PROBLEM STATEMENT | List each line of the data in which the string "организациям" appears.

SUPPLIED RECORDS |
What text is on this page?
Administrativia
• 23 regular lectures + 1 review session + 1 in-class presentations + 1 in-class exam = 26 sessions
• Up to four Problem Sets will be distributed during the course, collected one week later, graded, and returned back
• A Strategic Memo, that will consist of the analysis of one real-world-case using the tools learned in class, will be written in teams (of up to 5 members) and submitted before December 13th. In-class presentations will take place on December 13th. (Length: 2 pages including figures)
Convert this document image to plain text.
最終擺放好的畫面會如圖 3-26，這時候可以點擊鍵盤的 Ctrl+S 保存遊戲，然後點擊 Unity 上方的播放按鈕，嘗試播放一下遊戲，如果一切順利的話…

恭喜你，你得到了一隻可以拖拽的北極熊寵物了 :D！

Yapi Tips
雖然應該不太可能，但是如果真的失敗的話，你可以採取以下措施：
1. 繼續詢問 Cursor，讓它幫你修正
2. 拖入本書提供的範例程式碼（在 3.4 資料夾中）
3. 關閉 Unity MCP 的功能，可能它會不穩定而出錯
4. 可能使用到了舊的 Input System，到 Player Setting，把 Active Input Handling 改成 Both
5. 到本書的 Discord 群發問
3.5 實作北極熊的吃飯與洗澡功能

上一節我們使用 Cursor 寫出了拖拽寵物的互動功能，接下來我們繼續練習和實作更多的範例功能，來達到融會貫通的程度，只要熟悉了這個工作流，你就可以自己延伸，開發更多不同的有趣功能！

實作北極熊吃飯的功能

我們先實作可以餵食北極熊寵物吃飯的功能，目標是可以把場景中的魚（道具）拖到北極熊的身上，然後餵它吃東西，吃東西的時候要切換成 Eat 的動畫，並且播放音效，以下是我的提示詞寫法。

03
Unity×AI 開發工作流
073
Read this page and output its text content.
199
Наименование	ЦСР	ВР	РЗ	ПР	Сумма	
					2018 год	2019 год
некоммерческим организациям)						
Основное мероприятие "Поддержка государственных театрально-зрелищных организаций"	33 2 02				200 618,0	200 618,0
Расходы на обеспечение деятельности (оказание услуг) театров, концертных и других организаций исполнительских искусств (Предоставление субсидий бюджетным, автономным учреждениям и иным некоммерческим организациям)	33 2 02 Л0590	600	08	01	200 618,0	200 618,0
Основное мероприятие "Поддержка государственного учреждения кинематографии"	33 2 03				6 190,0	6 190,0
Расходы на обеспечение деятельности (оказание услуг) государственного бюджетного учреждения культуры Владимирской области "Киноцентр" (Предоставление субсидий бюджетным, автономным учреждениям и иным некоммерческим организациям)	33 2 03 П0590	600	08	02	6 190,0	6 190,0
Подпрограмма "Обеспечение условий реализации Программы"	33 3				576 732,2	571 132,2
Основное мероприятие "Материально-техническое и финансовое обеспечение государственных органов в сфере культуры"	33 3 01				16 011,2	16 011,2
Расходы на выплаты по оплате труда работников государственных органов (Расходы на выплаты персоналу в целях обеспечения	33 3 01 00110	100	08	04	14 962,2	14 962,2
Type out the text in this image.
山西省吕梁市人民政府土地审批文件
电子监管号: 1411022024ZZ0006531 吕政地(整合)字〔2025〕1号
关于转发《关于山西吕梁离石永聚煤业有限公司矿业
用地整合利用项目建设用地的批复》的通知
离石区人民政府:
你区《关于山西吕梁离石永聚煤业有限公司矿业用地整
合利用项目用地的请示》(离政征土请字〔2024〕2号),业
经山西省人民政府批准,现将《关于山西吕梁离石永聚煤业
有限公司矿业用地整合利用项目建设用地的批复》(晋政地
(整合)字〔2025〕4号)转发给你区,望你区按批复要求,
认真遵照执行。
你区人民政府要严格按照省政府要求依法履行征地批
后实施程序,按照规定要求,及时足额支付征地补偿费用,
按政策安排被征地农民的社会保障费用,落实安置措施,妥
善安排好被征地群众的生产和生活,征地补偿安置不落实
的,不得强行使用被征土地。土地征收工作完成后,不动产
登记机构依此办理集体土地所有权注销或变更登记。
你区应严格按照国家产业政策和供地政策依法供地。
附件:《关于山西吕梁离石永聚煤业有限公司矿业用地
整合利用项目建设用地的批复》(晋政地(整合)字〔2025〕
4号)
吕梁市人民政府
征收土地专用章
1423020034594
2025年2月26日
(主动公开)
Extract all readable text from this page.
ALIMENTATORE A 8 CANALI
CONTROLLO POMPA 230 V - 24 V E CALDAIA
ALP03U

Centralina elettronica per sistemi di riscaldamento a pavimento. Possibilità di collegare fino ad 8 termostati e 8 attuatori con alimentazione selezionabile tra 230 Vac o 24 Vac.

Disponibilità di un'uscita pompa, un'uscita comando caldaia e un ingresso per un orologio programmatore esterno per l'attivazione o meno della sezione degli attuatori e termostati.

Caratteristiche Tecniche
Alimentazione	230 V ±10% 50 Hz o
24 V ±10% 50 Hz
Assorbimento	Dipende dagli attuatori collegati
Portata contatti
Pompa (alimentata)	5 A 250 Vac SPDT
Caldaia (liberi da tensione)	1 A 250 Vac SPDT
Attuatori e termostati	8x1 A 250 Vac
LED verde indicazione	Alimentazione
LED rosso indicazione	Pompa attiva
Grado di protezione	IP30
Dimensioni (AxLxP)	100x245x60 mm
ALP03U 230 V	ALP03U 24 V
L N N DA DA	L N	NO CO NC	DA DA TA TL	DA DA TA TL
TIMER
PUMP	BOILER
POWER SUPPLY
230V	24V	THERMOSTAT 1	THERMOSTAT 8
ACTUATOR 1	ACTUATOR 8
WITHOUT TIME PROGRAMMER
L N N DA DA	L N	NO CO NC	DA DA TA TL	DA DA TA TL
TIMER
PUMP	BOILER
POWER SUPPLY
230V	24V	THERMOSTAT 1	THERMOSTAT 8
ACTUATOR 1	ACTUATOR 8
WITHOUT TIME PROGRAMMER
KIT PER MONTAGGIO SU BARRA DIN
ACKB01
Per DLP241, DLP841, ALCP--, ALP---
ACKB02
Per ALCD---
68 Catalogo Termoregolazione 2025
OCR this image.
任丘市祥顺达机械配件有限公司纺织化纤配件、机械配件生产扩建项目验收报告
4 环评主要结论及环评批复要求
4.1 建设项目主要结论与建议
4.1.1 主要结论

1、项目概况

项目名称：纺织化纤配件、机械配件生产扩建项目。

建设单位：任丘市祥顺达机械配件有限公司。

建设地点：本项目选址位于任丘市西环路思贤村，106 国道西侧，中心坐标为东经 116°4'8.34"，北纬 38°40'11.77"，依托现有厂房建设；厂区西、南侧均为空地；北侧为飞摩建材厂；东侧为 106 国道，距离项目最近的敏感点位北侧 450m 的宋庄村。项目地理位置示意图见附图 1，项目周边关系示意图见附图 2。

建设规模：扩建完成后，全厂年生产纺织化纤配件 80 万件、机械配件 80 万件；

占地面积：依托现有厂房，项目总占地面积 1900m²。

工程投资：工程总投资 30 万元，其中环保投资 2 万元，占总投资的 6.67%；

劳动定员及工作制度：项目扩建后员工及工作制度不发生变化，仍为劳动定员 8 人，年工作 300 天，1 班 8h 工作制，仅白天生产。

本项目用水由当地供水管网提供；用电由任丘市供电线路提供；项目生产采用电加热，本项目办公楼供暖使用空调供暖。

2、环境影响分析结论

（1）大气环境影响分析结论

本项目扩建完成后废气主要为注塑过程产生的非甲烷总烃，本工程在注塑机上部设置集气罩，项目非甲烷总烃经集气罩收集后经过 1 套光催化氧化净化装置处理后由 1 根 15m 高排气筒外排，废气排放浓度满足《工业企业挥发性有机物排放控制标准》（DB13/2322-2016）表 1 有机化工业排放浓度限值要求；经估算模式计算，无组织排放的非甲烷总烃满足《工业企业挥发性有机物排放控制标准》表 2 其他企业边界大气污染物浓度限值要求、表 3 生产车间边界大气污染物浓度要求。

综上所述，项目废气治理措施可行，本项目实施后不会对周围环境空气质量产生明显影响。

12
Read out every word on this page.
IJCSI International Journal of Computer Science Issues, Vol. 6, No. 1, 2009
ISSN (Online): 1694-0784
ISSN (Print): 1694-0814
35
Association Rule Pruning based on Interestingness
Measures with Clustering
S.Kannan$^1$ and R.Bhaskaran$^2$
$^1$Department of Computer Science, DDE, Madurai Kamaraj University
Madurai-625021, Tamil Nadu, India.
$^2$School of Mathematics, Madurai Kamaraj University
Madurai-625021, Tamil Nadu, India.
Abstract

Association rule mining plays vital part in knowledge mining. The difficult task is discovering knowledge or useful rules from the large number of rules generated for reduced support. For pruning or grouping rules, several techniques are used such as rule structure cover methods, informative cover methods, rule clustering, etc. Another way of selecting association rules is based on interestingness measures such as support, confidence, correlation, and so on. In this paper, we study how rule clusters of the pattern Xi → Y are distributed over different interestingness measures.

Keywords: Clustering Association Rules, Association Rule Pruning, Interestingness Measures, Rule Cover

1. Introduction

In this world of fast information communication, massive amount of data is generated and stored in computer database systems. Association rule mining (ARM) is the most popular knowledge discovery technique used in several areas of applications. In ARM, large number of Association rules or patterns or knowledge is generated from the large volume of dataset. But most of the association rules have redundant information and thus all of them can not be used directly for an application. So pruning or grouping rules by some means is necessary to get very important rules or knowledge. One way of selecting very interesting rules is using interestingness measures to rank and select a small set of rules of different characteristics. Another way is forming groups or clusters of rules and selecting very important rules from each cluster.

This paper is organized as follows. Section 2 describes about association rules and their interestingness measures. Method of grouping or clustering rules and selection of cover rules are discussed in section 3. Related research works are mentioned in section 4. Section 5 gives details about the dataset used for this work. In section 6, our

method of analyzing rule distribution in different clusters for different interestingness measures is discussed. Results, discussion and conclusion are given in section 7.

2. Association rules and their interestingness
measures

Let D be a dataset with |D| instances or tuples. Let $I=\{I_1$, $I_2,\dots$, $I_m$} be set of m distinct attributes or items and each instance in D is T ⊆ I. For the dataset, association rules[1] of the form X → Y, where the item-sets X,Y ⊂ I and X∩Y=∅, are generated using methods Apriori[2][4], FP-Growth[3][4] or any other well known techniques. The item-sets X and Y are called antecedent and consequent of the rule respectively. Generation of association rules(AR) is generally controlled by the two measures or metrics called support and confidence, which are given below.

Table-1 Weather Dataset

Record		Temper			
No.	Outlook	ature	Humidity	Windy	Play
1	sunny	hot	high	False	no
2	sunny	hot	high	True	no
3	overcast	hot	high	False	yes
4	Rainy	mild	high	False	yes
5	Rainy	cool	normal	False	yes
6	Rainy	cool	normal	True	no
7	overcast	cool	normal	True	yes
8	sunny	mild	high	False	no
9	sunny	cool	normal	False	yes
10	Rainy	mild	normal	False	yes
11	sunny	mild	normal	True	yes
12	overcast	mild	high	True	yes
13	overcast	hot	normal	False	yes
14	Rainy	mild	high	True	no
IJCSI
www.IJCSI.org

SOLUTION TO THIS TASK |
некоммерческим организациям)						
Расходы на обеспечение деятельности (оказание услуг) театров, концертных и других организаций исполнительских искусств (Предоставление субсидий бюджетным, автономным учреждениям и иным некоммерческим организациям)	33 2 02 Л0590	600	08	01	200 618,0	200 618,0
Расходы на обеспечение деятельности (оказание услуг) государственного бюджетного учреждения культуры Владимирской области "Киноцентр" (Предоставление субсидий бюджетным, автономным учреждениям и иным некоммерческим организациям)	33 2 03 П0590	600	08	02	6 190,0	6 190,0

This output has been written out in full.